[Information shown]

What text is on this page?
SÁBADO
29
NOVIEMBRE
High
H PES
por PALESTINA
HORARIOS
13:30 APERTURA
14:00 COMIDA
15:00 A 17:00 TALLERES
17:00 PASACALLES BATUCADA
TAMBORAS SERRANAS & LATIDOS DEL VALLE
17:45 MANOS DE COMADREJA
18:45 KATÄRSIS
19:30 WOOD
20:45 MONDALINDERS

[Problem description] Word for word, restate all of the data shown above.

[Result]
What text is on this page?
SÁBADO
29
NOVIEMBRE
High
H PES
por PALESTINA
HORARIOS
13:30 APERTURA
14:00 COMIDA
15:00 A 17:00 TALLERES
17:00 PASACALLES BATUCADA
TAMBORAS SERRANAS & LATIDOS DEL VALLE
17:45 MANOS DE COMADREJA
18:45 KATÄRSIS
19:30 WOOD
20:45 MONDALINDERS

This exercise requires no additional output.